Dataset records:

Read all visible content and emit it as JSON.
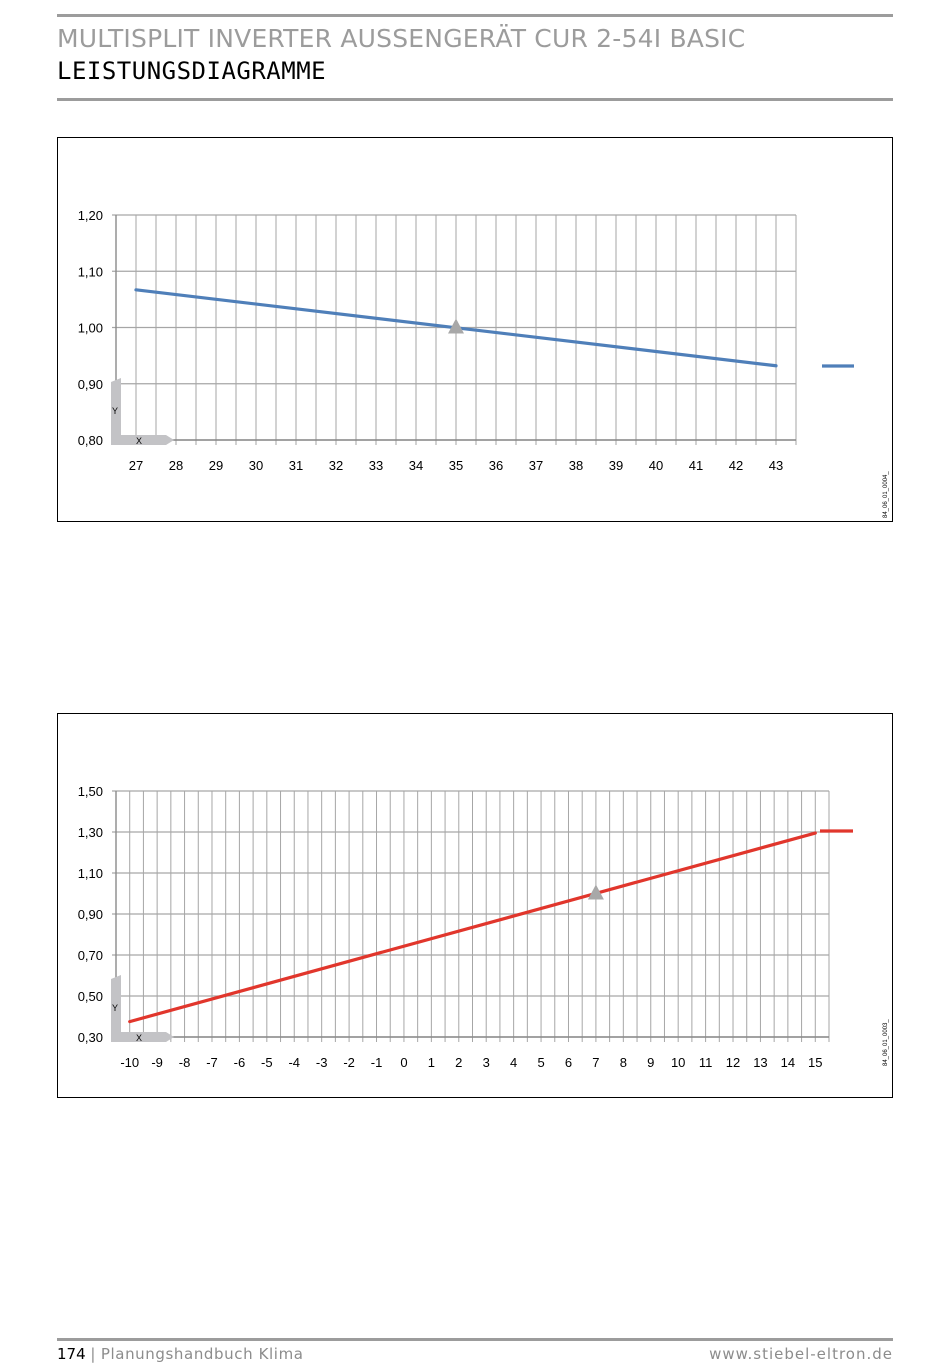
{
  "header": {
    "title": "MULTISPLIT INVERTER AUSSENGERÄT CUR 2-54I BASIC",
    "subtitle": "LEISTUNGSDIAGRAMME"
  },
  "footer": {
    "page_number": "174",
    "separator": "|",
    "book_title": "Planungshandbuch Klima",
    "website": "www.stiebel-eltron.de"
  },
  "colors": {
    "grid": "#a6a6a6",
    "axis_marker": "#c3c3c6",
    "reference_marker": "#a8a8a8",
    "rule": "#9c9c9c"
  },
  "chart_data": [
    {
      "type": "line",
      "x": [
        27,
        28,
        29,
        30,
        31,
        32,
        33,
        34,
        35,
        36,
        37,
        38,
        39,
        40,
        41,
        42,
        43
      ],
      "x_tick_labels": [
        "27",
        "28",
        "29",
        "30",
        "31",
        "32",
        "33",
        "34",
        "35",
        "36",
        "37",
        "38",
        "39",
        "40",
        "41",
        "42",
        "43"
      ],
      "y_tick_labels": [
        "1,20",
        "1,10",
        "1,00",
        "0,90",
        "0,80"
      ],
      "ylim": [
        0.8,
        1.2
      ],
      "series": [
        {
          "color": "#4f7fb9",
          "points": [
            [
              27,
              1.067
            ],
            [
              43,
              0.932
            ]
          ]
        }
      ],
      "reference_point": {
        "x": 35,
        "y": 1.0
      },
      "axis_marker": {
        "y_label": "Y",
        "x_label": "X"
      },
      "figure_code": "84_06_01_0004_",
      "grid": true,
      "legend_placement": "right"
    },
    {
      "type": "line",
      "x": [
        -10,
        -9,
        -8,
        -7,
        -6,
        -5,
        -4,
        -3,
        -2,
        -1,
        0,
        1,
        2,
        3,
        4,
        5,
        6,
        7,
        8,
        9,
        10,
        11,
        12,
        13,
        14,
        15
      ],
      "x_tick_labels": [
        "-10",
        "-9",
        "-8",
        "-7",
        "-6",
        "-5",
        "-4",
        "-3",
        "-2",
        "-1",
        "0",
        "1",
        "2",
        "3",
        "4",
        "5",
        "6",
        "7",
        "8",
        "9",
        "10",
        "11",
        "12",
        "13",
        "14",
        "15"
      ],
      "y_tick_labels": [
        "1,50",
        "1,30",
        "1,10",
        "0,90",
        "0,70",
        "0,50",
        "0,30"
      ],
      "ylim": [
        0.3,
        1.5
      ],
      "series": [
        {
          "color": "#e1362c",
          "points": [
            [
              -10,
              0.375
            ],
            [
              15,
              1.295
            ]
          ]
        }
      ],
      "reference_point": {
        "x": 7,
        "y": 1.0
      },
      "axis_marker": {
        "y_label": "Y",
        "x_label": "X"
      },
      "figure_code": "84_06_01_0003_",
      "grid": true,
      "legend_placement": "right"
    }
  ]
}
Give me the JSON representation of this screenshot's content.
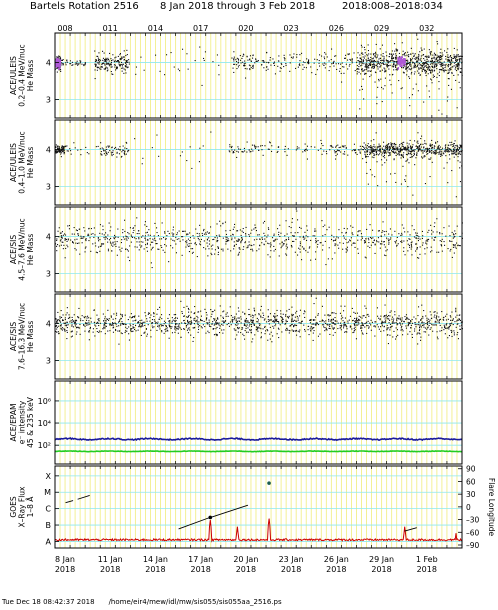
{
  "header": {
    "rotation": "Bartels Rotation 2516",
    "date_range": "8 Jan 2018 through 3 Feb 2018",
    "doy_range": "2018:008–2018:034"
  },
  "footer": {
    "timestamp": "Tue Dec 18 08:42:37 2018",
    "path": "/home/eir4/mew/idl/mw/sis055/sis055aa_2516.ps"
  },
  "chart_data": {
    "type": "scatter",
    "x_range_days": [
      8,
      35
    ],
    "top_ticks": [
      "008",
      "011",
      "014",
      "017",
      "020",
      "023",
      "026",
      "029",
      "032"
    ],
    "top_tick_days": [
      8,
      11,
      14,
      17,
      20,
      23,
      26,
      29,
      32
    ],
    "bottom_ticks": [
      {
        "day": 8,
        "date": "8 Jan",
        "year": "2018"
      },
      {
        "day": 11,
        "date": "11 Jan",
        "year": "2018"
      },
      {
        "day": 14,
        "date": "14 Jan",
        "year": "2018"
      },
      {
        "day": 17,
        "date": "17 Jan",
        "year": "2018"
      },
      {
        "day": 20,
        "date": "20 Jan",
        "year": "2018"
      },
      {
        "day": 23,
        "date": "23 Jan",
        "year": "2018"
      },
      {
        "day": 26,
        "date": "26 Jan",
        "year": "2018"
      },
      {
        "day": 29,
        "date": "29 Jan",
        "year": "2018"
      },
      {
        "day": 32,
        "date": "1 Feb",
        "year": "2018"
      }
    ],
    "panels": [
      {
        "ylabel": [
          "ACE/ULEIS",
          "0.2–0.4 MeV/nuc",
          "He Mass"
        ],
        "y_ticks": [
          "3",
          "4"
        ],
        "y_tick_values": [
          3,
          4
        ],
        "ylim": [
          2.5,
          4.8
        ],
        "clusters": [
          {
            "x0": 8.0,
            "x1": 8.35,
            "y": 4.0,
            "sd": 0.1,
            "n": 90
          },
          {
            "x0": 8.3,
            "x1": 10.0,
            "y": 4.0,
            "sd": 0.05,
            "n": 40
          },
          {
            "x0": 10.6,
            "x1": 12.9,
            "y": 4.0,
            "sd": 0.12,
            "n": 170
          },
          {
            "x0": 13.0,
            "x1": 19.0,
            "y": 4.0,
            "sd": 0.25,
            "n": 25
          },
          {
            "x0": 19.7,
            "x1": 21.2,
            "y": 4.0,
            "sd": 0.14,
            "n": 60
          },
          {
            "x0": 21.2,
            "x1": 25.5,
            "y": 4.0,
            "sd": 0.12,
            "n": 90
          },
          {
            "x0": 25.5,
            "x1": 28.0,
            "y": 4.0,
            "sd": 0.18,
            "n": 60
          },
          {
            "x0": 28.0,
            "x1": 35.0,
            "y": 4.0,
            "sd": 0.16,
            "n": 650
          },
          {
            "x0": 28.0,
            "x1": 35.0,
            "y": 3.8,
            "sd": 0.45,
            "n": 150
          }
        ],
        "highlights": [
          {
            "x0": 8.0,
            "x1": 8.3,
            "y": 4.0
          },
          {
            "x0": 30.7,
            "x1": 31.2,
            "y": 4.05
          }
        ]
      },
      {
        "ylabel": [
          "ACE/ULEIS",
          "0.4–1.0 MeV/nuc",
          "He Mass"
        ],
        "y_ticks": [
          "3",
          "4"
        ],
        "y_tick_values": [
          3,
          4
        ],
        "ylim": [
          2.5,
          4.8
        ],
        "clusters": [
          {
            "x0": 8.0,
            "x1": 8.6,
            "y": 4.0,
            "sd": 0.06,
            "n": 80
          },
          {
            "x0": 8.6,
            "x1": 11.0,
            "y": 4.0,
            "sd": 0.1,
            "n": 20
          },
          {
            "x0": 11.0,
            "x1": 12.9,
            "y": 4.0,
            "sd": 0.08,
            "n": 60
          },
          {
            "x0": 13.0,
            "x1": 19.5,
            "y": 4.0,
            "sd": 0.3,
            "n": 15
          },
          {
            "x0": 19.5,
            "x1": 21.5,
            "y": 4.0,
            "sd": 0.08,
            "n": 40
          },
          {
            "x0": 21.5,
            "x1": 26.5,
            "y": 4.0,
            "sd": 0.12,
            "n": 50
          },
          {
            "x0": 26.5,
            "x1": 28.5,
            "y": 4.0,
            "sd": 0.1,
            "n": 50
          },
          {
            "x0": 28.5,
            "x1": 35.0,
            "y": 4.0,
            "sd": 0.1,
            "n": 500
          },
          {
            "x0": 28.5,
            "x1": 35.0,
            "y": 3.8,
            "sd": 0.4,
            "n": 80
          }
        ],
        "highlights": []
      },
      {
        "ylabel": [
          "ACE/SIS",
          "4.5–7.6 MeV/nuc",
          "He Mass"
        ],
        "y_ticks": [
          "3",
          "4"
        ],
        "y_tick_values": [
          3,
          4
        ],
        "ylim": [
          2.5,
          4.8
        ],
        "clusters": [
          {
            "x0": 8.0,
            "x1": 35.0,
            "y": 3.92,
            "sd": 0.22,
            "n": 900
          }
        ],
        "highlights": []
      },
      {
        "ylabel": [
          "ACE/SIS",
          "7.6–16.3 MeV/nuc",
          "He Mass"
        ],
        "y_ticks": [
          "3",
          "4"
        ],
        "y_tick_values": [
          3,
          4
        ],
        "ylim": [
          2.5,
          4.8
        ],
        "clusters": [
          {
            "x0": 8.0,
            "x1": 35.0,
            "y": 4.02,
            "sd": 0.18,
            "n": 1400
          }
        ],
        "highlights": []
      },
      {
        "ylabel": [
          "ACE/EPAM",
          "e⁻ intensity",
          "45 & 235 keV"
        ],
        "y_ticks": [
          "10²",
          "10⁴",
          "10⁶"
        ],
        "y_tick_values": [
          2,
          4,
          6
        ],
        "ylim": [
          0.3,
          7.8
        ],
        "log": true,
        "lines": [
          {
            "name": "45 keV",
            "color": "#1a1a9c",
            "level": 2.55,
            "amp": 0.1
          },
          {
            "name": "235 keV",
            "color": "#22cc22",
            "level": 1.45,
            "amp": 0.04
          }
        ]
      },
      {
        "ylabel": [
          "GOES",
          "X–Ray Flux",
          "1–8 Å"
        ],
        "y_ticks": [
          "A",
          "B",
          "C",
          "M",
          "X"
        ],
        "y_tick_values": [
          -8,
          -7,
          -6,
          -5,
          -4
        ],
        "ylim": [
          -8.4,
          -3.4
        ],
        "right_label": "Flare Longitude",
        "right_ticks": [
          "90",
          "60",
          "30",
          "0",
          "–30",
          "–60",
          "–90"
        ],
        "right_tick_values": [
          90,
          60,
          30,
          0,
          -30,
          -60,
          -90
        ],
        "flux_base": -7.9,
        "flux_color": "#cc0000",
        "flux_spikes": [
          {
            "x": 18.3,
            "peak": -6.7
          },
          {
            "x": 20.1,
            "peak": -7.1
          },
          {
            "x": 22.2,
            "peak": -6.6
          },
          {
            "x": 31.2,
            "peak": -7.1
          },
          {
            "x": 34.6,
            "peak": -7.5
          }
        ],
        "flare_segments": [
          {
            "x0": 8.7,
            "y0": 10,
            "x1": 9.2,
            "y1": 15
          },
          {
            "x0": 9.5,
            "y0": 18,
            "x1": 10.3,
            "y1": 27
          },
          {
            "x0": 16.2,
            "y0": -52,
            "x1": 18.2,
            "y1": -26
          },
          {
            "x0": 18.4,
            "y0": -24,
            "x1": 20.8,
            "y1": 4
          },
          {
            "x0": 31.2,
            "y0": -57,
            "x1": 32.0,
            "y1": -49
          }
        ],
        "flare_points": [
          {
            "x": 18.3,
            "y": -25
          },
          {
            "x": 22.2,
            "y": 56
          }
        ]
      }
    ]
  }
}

Aim: How many lines of the data contain the word "peak"? Answer with the number alone.

Written response: 5